**PROMPT**
Every record must be written out once more, with nothing added or omitted.

**DATA PROVIDED**
'''

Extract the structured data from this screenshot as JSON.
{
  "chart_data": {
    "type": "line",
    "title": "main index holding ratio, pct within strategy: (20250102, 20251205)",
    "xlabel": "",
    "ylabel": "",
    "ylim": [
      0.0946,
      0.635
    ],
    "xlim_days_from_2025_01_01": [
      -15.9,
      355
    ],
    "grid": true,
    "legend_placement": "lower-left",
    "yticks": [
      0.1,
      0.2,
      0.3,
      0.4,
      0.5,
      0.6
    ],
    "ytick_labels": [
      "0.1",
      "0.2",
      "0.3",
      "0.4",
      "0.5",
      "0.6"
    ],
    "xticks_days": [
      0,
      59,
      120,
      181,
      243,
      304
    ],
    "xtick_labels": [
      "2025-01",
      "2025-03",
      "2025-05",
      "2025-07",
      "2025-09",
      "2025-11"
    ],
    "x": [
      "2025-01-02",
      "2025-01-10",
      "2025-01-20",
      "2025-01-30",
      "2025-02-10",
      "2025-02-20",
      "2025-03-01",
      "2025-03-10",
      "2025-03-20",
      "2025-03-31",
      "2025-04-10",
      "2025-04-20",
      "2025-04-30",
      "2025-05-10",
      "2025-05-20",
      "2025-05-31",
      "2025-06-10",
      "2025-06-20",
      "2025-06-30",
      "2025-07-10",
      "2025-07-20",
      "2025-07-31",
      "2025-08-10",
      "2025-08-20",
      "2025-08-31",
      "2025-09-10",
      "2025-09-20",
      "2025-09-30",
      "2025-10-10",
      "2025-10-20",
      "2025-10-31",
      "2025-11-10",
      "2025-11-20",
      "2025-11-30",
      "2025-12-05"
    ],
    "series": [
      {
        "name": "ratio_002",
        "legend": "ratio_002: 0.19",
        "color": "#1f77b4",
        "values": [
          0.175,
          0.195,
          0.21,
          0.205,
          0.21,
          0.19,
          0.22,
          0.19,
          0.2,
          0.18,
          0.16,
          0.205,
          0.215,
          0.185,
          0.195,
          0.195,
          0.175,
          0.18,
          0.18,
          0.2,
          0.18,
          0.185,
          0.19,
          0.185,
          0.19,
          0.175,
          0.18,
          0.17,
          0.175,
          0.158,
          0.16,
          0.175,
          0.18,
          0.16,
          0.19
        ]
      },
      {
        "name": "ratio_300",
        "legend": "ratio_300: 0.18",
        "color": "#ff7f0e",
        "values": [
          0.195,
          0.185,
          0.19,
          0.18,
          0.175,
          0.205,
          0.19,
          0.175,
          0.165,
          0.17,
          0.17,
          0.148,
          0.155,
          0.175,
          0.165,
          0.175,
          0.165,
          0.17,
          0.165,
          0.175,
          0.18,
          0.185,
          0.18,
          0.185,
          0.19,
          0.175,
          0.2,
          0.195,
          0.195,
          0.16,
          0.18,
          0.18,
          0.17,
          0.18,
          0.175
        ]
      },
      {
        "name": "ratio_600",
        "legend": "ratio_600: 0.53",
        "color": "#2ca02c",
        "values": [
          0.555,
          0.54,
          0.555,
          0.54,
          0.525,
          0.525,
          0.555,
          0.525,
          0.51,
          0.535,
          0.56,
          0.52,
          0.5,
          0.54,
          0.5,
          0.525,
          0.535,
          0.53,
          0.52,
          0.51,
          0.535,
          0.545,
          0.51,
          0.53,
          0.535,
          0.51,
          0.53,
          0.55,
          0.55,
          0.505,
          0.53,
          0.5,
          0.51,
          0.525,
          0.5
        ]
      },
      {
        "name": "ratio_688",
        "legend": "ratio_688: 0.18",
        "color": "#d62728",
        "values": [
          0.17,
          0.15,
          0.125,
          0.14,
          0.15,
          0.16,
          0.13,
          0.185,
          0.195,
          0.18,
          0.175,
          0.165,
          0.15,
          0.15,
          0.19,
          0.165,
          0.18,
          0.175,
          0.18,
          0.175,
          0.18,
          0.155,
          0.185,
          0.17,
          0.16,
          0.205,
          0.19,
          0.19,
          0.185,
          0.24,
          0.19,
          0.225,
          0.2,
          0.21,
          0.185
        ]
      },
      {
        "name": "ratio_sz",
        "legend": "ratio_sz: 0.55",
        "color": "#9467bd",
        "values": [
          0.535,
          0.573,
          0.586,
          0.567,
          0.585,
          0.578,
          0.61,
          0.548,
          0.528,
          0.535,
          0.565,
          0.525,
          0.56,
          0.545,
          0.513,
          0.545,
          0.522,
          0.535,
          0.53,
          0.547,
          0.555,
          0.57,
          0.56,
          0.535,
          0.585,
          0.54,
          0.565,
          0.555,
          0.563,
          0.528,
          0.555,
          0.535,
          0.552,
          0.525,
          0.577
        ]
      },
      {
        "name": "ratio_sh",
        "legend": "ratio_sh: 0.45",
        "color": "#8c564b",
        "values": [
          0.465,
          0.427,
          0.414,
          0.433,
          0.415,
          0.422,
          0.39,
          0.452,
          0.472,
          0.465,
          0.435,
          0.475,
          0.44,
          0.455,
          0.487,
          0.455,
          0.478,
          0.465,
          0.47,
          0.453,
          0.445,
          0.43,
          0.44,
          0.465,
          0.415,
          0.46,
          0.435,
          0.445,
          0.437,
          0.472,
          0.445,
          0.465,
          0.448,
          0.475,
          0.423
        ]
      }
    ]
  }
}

'''

**SOLUTION TO THIS TASK**
Extract the structured data from this screenshot as JSON.
{
  "chart_data": {
    "type": "line",
    "title": "main index holding ratio, pct within strategy: (20250102, 20251205)",
    "xlabel": "",
    "ylabel": "",
    "ylim": [
      0.0946,
      0.635
    ],
    "xlim_days_from_2025_01_01": [
      -15.9,
      355
    ],
    "grid": true,
    "legend_placement": "lower-left",
    "yticks": [
      0.1,
      0.2,
      0.3,
      0.4,
      0.5,
      0.6
    ],
    "ytick_labels": [
      "0.1",
      "0.2",
      "0.3",
      "0.4",
      "0.5",
      "0.6"
    ],
    "xticks_days": [
      0,
      59,
      120,
      181,
      243,
      304
    ],
    "xtick_labels": [
      "2025-01",
      "2025-03",
      "2025-05",
      "2025-07",
      "2025-09",
      "2025-11"
    ],
    "x": [
      "2025-01-02",
      "2025-01-10",
      "2025-01-20",
      "2025-01-30",
      "2025-02-10",
      "2025-02-20",
      "2025-03-01",
      "2025-03-10",
      "2025-03-20",
      "2025-03-31",
      "2025-04-10",
      "2025-04-20",
      "2025-04-30",
      "2025-05-10",
      "2025-05-20",
      "2025-05-31",
      "2025-06-10",
      "2025-06-20",
      "2025-06-30",
      "2025-07-10",
      "2025-07-20",
      "2025-07-31",
      "2025-08-10",
      "2025-08-20",
      "2025-08-31",
      "2025-09-10",
      "2025-09-20",
      "2025-09-30",
      "2025-10-10",
      "2025-10-20",
      "2025-10-31",
      "2025-11-10",
      "2025-11-20",
      "2025-11-30",
      "2025-12-05"
    ],
    "series": [
      {
        "name": "ratio_002",
        "legend": "ratio_002: 0.19",
        "color": "#1f77b4",
        "values": [
          0.175,
          0.195,
          0.21,
          0.205,
          0.21,
          0.19,
          0.22,
          0.19,
          0.2,
          0.18,
          0.16,
          0.205,
          0.215,
          0.185,
          0.195,
          0.195,
          0.175,
          0.18,
          0.18,
          0.2,
          0.18,
          0.185,
          0.19,
          0.185,
          0.19,
          0.175,
          0.18,
          0.17,
          0.175,
          0.158,
          0.16,
          0.175,
          0.18,
          0.16,
          0.19
        ]
      },
      {
        "name": "ratio_300",
        "legend": "ratio_300: 0.18",
        "color": "#ff7f0e",
        "values": [
          0.195,
          0.185,
          0.19,
          0.18,
          0.175,
          0.205,
          0.19,
          0.175,
          0.165,
          0.17,
          0.17,
          0.148,
          0.155,
          0.175,
          0.165,
          0.175,
          0.165,
          0.17,
          0.165,
          0.175,
          0.18,
          0.185,
          0.18,
          0.185,
          0.19,
          0.175,
          0.2,
          0.195,
          0.195,
          0.16,
          0.18,
          0.18,
          0.17,
          0.18,
          0.175
        ]
      },
      {
        "name": "ratio_600",
        "legend": "ratio_600: 0.53",
        "color": "#2ca02c",
        "values": [
          0.555,
          0.54,
          0.555,
          0.54,
          0.525,
          0.525,
          0.555,
          0.525,
          0.51,
          0.535,
          0.56,
          0.52,
          0.5,
          0.54,
          0.5,
          0.525,
          0.535,
          0.53,
          0.52,
          0.51,
          0.535,
          0.545,
          0.51,
          0.53,
          0.535,
          0.51,
          0.53,
          0.55,
          0.55,
          0.505,
          0.53,
          0.5,
          0.51,
          0.525,
          0.5
        ]
      },
      {
        "name": "ratio_688",
        "legend": "ratio_688: 0.18",
        "color": "#d62728",
        "values": [
          0.17,
          0.15,
          0.125,
          0.14,
          0.15,
          0.16,
          0.13,
          0.185,
          0.195,
          0.18,
          0.175,
          0.165,
          0.15,
          0.15,
          0.19,
          0.165,
          0.18,
          0.175,
          0.18,
          0.175,
          0.18,
          0.155,
          0.185,
          0.17,
          0.16,
          0.205,
          0.19,
          0.19,
          0.185,
          0.24,
          0.19,
          0.225,
          0.2,
          0.21,
          0.185
        ]
      },
      {
        "name": "ratio_sz",
        "legend": "ratio_sz: 0.55",
        "color": "#9467bd",
        "values": [
          0.535,
          0.573,
          0.586,
          0.567,
          0.585,
          0.578,
          0.61,
          0.548,
          0.528,
          0.535,
          0.565,
          0.525,
          0.56,
          0.545,
          0.513,
          0.545,
          0.522,
          0.535,
          0.53,
          0.547,
          0.555,
          0.57,
          0.56,
          0.535,
          0.585,
          0.54,
          0.565,
          0.555,
          0.563,
          0.528,
          0.555,
          0.535,
          0.552,
          0.525,
          0.577
        ]
      },
      {
        "name": "ratio_sh",
        "legend": "ratio_sh: 0.45",
        "color": "#8c564b",
        "values": [
          0.465,
          0.427,
          0.414,
          0.433,
          0.415,
          0.422,
          0.39,
          0.452,
          0.472,
          0.465,
          0.435,
          0.475,
          0.44,
          0.455,
          0.487,
          0.455,
          0.478,
          0.465,
          0.47,
          0.453,
          0.445,
          0.43,
          0.44,
          0.465,
          0.415,
          0.46,
          0.435,
          0.445,
          0.437,
          0.472,
          0.445,
          0.465,
          0.448,
          0.475,
          0.423
        ]
      }
    ]
  }
}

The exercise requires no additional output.